WORK TO COMPLETE: Copy out each line from the items below that contains the string "airplane".

___ ENTRIES PROVIDED ___

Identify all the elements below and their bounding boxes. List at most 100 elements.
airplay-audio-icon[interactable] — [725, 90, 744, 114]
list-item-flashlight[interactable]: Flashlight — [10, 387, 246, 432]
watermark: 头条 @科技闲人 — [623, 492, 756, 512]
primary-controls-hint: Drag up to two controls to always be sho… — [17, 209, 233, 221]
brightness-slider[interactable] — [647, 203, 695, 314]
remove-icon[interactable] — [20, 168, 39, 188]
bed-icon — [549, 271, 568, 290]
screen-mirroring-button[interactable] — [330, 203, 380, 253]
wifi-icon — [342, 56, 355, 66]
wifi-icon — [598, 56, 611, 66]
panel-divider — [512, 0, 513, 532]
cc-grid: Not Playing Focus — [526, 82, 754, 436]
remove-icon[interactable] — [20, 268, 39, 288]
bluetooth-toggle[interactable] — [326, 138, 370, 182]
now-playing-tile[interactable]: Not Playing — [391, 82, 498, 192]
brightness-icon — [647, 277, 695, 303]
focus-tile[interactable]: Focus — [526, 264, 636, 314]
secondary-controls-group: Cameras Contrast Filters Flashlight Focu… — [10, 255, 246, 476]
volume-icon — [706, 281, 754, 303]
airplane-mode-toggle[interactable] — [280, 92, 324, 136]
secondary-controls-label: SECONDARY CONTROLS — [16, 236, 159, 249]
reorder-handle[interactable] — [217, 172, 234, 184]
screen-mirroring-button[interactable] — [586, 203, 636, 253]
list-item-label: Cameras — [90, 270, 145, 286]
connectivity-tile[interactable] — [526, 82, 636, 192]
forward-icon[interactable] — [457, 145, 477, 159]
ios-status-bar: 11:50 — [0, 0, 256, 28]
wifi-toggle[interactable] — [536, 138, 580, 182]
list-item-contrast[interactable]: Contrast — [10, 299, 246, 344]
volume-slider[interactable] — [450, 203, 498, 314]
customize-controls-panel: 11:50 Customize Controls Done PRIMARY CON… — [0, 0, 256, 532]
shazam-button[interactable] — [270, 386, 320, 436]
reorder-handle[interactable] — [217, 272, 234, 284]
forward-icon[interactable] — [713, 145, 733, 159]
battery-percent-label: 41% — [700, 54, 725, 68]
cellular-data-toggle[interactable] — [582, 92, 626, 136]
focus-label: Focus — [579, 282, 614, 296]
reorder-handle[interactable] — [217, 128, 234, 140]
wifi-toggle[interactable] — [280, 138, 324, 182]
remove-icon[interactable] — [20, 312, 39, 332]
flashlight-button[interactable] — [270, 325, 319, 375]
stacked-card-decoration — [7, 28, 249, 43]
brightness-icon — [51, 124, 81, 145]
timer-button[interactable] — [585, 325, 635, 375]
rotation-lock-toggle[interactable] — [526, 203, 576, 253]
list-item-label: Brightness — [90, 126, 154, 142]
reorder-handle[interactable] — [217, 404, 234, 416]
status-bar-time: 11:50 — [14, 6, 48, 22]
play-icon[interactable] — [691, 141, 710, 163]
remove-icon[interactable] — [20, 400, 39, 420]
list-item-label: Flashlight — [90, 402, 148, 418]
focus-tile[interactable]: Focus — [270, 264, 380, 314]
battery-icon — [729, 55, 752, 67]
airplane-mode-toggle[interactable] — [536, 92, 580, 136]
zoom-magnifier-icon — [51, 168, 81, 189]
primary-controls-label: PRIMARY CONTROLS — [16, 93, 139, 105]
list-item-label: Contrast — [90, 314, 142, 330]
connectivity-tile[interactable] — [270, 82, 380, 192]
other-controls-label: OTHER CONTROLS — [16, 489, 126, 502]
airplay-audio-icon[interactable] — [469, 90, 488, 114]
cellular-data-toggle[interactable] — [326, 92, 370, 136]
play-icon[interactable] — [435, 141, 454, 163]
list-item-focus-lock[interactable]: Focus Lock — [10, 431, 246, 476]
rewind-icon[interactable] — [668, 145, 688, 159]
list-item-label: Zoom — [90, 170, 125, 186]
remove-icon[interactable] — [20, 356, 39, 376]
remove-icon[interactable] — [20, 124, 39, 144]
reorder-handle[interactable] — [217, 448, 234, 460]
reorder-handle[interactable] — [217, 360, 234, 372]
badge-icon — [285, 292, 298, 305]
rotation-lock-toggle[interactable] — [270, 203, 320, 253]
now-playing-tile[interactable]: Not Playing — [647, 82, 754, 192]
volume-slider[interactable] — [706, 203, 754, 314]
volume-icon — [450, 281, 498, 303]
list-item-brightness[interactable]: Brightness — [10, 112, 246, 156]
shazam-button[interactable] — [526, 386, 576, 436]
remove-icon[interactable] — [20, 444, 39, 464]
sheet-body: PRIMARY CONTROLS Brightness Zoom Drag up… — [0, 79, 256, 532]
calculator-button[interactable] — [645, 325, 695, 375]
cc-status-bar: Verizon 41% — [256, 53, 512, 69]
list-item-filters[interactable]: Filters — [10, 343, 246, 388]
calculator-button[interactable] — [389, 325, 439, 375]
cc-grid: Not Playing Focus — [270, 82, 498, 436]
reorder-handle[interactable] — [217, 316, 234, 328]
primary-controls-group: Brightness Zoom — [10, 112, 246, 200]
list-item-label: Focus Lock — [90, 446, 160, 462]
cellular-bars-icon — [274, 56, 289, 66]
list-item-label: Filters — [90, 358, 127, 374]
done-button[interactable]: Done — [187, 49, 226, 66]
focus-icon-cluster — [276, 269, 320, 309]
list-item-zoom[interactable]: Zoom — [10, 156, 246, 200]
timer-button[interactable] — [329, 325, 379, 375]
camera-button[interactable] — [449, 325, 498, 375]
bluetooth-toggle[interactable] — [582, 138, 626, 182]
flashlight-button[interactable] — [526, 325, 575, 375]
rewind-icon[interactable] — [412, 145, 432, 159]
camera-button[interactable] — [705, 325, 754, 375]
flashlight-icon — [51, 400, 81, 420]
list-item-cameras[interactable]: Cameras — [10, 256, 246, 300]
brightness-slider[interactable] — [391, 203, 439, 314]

___

PROBLEM SOLUTION:
airplane-mode-toggle[interactable] — [280, 92, 324, 136]
airplane-mode-toggle[interactable] — [536, 92, 580, 136]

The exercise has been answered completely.